### Work to do
Pull each line holding the word "color" from the data.

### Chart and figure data
========================================================================

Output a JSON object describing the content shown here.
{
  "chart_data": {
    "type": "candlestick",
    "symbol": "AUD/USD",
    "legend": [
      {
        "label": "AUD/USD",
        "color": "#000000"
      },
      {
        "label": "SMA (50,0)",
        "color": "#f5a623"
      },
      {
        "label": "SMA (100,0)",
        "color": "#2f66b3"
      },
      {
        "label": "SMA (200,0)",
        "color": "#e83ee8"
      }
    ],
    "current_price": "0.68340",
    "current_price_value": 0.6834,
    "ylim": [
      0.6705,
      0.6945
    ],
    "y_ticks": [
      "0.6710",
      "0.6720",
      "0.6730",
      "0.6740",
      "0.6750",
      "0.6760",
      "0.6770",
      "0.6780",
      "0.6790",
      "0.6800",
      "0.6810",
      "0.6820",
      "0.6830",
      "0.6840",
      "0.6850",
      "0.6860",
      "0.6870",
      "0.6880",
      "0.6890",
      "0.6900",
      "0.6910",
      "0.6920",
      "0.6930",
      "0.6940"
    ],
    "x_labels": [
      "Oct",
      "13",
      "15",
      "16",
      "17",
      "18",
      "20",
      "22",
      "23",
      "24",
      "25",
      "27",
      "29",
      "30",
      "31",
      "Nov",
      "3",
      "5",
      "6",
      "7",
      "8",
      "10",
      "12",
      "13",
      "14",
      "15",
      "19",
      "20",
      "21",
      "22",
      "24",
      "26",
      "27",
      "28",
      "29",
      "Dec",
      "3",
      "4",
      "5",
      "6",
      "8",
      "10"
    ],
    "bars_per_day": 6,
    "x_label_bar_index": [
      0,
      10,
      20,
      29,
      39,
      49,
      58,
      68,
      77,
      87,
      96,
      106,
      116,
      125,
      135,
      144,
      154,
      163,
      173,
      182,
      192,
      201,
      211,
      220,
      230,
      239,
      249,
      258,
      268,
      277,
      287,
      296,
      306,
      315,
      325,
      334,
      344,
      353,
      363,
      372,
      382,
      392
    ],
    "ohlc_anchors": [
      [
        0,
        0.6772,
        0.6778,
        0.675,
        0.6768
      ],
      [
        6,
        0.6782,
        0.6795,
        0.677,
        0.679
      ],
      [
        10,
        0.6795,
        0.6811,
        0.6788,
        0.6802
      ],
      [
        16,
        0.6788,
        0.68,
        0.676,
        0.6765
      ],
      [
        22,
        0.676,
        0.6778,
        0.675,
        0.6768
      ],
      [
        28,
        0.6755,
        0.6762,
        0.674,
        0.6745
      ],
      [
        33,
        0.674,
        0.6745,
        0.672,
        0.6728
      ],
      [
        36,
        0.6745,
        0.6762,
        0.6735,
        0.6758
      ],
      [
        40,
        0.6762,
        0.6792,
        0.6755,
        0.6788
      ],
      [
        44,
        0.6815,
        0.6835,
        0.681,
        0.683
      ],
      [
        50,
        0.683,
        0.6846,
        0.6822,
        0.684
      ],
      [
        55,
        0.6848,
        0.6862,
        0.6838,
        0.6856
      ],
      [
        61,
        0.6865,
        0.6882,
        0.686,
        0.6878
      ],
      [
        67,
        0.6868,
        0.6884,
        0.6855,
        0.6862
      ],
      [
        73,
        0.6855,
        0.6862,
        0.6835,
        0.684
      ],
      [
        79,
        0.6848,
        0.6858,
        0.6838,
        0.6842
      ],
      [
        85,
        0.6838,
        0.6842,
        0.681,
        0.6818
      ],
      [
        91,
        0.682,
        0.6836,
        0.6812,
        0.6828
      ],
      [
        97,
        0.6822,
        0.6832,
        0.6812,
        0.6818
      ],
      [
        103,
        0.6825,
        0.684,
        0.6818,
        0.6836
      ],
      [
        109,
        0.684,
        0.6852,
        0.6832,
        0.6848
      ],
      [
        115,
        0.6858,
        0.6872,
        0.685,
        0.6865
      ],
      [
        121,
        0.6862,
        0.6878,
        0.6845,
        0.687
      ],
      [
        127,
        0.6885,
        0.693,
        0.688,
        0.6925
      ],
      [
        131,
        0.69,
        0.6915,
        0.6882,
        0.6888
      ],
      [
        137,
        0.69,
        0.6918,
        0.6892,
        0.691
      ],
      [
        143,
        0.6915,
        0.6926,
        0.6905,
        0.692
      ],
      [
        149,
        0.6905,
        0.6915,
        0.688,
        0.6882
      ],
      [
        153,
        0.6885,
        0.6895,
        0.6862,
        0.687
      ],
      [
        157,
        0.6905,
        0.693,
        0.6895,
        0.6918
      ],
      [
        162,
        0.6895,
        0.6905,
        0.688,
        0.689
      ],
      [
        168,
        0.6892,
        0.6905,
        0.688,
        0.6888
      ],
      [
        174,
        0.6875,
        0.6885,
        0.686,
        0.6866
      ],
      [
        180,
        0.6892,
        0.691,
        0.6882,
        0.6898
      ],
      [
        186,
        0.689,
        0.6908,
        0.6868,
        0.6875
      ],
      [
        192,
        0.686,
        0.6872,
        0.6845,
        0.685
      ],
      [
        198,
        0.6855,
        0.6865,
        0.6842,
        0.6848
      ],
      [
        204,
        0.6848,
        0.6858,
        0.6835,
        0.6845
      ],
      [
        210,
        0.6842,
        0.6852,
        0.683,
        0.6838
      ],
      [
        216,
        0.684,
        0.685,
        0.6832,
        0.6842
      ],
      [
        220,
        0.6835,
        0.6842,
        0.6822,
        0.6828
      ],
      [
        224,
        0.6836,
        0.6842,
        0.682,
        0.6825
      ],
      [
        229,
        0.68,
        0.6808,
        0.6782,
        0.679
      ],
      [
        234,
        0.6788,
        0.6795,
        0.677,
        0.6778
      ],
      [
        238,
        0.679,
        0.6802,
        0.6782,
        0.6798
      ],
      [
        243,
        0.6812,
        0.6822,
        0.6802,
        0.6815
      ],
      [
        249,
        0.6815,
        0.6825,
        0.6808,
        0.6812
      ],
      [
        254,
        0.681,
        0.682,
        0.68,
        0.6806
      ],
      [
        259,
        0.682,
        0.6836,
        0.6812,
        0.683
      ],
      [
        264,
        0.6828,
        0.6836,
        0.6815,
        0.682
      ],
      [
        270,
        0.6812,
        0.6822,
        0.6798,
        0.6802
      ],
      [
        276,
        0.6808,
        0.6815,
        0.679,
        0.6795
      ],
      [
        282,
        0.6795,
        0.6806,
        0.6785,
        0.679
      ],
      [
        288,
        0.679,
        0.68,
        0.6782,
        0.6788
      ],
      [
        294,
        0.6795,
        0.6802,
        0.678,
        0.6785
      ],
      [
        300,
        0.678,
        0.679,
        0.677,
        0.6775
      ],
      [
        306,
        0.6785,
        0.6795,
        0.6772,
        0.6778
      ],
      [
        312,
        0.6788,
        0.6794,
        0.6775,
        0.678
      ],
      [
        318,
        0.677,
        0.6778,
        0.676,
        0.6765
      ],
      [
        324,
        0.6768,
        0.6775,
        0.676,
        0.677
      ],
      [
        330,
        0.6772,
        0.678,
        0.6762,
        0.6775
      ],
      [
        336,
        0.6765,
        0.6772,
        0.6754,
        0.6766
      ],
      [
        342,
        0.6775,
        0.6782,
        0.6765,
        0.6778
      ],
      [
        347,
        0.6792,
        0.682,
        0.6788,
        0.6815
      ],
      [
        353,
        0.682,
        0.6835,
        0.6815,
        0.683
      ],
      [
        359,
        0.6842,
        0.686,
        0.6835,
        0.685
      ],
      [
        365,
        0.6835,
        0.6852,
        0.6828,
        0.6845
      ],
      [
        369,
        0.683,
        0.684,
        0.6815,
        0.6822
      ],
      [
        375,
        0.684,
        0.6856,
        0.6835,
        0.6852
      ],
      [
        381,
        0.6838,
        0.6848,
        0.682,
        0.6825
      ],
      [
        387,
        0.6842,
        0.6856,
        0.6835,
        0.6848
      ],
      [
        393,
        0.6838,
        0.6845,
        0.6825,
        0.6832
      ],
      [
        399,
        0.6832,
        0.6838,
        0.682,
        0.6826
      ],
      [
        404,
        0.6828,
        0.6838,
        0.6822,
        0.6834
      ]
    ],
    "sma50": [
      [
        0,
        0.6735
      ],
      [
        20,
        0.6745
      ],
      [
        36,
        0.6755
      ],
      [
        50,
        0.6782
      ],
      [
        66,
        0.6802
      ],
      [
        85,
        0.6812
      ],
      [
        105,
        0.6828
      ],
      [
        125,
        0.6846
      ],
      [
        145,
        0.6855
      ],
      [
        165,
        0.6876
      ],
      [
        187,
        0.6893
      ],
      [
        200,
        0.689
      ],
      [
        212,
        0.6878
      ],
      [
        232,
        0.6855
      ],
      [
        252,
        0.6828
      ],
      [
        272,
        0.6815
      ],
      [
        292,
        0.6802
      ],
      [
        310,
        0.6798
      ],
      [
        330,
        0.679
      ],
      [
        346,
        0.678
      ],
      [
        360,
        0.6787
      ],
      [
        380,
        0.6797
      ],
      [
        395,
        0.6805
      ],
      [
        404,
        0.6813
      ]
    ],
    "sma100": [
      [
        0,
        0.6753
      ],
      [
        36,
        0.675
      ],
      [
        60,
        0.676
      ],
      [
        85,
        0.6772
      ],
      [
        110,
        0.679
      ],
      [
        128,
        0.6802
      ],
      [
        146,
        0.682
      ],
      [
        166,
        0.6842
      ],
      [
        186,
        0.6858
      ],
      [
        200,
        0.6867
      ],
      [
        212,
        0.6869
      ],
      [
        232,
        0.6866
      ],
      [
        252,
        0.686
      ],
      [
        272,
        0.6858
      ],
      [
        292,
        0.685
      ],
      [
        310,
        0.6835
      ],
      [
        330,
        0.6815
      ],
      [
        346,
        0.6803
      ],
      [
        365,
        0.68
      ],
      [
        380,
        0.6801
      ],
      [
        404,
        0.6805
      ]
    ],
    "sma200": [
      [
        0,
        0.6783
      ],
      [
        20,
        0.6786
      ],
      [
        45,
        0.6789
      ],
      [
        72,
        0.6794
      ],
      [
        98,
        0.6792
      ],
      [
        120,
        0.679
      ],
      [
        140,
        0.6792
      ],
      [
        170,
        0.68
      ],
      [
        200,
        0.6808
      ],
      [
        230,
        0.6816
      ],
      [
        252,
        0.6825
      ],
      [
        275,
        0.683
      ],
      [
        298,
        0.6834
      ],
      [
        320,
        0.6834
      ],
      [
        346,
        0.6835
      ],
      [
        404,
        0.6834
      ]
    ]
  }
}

========================================================================

### Answer for the task
        "color": "#000000"
        "color": "#f5a623"
        "color": "#2f66b3"
        "color": "#e83ee8"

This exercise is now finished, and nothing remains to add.